— Task goal —
Across the entries below, how many lines contain the word "heat"? Give the number alone.

— Source material —
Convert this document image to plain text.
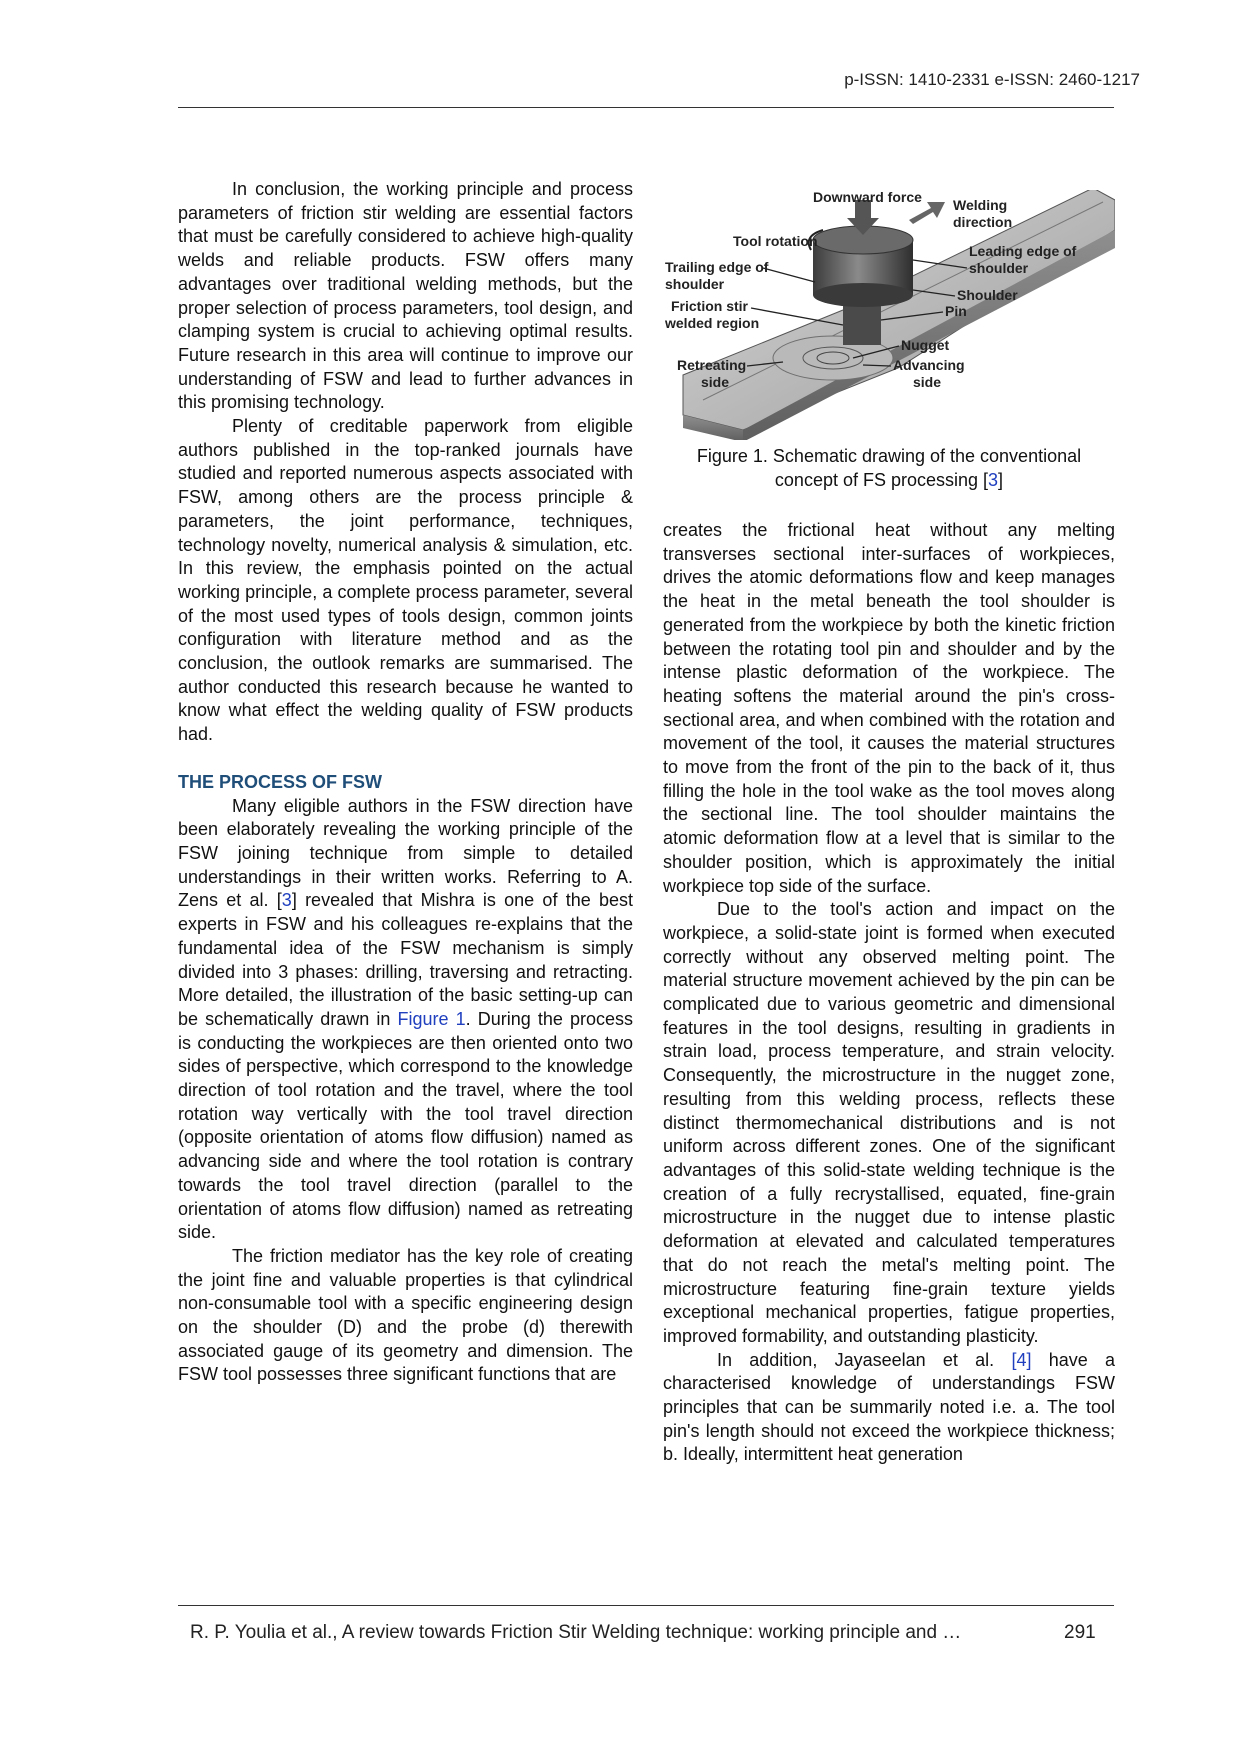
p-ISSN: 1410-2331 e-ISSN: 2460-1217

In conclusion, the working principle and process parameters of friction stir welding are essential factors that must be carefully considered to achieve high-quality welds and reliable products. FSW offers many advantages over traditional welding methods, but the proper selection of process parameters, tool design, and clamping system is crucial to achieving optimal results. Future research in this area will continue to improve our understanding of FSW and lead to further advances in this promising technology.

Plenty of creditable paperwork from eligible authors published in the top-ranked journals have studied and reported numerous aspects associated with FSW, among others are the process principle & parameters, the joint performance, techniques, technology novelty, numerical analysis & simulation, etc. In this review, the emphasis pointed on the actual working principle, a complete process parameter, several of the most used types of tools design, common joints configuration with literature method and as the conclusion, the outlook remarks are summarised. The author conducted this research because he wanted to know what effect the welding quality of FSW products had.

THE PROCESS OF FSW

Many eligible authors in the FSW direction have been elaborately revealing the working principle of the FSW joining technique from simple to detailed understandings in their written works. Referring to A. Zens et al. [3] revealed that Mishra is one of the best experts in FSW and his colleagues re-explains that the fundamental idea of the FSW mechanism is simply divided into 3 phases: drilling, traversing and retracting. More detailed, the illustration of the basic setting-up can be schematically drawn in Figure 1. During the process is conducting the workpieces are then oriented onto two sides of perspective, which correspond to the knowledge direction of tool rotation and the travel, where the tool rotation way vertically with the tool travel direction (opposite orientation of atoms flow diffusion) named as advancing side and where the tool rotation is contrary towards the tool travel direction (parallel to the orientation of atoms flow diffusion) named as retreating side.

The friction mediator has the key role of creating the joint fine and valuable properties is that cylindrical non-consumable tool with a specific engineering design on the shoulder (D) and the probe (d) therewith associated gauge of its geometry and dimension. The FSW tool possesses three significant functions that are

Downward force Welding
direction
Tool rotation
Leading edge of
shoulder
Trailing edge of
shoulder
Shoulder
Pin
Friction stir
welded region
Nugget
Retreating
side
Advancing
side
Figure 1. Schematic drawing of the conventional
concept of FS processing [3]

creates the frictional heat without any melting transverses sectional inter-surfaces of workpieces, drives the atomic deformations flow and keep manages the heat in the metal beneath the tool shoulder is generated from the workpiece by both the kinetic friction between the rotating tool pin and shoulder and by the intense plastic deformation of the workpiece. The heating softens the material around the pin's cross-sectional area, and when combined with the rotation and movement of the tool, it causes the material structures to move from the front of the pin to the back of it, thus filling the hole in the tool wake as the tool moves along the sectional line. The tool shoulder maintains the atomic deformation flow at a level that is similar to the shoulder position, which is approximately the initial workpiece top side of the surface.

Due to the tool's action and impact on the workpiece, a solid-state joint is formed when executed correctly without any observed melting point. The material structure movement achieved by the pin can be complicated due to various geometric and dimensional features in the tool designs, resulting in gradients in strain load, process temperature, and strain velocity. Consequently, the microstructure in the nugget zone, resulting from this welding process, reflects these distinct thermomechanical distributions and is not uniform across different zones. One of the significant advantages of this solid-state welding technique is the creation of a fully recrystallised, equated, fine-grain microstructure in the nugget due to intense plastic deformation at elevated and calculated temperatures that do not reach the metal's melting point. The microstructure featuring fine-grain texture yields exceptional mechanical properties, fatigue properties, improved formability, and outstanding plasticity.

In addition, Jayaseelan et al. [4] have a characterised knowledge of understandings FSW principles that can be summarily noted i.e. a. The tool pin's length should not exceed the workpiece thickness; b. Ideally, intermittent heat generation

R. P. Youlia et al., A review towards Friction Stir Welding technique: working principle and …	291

==

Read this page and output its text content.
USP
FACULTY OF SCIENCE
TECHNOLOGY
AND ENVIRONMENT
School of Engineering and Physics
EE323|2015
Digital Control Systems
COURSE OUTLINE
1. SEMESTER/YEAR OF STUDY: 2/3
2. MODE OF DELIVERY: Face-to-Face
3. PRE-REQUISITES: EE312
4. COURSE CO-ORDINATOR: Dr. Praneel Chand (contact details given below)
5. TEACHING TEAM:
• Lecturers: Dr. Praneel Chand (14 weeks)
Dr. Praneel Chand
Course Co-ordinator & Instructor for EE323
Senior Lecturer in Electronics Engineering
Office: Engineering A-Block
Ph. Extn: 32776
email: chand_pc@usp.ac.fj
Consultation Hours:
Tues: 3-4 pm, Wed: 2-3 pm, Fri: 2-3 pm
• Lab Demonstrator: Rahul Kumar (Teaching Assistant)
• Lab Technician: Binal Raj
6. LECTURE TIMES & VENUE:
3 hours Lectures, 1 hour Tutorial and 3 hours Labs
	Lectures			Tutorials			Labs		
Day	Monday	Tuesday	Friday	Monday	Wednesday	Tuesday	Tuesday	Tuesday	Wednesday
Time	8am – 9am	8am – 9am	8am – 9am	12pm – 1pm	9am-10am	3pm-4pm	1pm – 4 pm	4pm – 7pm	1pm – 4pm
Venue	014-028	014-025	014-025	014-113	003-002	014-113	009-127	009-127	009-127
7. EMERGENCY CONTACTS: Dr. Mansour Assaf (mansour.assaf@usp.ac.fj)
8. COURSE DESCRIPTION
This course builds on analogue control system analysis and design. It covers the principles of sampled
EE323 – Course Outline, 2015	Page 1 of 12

— Written answer —
2